From the entries below, gather each line containing the word "Phascolarctobacterium".
--------------------------------
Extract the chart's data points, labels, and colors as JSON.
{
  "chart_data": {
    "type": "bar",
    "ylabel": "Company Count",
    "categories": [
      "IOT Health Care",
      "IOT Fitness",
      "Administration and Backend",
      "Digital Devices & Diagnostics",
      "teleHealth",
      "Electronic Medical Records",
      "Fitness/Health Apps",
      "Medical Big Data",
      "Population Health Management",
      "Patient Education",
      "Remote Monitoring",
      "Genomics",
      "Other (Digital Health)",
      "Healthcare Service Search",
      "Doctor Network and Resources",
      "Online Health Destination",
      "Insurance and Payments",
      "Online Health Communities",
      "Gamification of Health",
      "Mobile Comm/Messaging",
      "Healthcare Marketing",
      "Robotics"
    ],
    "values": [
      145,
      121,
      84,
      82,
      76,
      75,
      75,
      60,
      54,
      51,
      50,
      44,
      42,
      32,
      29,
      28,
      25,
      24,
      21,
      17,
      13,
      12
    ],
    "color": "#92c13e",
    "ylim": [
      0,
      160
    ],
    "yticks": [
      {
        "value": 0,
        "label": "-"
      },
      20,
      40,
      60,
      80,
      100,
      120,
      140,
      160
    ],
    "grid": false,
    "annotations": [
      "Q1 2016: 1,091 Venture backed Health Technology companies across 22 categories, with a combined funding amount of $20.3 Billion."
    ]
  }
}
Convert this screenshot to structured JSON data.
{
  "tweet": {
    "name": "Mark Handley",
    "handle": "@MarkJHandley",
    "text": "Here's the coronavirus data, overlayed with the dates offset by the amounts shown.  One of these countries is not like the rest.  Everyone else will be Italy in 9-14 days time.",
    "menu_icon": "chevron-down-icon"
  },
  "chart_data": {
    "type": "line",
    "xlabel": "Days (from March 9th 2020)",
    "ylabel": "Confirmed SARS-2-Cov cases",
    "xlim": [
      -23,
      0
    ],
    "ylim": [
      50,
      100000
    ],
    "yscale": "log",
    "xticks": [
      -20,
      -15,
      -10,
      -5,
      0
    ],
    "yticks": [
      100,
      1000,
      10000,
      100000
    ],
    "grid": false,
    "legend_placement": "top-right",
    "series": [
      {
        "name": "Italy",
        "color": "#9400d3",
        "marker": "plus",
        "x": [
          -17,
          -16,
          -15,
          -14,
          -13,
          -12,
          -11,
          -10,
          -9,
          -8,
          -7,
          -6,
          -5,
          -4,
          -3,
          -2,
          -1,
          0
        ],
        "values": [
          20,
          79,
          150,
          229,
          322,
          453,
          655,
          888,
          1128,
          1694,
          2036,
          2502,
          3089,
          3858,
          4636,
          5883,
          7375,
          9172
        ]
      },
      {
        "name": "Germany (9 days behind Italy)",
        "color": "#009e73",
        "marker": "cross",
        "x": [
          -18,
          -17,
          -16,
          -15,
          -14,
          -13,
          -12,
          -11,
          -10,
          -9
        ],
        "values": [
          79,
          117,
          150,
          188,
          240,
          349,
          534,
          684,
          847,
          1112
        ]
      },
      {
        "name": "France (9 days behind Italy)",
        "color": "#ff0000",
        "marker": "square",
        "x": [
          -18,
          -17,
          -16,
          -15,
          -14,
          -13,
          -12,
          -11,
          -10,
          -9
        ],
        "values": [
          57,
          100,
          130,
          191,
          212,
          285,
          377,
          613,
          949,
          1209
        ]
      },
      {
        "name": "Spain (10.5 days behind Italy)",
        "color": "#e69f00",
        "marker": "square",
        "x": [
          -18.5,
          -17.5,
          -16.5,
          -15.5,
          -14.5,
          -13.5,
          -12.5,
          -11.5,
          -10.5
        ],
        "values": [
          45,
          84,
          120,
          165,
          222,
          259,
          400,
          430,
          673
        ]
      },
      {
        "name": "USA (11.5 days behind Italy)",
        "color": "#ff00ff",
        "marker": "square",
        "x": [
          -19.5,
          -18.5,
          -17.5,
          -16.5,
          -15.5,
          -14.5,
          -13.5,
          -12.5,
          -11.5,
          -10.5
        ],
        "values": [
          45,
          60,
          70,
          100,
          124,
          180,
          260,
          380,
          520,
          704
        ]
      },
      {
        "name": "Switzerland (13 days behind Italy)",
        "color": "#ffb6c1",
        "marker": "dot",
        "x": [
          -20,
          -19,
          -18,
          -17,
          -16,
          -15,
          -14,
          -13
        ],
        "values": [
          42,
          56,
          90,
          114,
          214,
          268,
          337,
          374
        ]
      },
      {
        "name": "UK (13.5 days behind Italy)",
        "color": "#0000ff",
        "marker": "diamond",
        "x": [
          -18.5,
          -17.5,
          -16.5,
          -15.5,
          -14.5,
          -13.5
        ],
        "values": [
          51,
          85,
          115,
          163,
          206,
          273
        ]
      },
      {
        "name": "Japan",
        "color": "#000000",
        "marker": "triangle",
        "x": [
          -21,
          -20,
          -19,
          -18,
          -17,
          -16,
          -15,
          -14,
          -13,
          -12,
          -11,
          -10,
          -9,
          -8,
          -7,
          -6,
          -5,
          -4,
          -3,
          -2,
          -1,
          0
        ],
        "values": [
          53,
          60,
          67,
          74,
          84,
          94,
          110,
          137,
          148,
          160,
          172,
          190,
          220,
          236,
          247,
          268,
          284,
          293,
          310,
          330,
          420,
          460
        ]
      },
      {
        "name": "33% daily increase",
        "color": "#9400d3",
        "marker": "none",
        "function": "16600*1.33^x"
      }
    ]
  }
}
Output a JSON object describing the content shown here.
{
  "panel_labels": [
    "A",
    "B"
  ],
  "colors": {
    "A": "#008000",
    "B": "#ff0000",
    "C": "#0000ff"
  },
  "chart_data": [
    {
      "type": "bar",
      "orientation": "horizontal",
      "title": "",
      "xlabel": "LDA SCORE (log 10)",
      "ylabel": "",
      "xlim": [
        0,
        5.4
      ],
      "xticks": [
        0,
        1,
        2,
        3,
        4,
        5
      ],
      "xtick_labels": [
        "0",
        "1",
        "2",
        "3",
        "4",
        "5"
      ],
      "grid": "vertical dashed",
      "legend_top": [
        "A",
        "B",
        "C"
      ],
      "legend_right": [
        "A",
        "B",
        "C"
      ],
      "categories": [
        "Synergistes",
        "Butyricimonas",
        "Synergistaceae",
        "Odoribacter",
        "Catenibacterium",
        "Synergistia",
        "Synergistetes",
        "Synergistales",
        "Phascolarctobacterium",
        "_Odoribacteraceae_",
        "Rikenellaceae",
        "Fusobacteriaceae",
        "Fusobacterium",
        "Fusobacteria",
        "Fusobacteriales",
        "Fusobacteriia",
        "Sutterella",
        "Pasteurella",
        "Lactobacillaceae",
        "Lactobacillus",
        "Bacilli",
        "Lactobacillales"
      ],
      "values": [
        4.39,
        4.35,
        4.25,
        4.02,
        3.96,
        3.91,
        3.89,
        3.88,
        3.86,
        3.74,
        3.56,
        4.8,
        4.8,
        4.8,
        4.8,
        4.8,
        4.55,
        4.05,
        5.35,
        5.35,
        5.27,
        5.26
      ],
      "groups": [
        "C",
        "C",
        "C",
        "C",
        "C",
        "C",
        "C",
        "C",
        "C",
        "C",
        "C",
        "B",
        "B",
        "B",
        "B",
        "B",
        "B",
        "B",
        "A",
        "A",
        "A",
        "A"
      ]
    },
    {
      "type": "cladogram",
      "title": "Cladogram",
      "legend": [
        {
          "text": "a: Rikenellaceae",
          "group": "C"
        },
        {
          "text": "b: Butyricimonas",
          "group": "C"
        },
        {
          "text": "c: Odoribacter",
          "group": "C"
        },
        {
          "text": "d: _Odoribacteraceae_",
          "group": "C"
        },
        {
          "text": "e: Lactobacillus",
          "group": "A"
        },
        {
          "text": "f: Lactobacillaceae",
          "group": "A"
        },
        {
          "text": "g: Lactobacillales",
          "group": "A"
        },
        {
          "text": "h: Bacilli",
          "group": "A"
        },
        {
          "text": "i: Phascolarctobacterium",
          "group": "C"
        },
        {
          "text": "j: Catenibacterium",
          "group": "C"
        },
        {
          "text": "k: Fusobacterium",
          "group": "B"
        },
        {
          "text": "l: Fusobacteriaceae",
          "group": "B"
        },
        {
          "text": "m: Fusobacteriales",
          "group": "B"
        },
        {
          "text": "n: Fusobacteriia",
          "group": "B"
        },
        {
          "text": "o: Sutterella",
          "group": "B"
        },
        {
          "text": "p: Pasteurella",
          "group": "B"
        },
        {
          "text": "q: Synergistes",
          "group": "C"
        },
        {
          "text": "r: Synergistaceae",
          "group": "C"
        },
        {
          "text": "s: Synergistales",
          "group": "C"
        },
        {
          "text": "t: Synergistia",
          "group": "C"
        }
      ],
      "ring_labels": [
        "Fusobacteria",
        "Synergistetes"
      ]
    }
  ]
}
--------------------------------
> ANSWER BELOW
        "Phascolarctobacterium",
          "text": "i: Phascolarctobacterium",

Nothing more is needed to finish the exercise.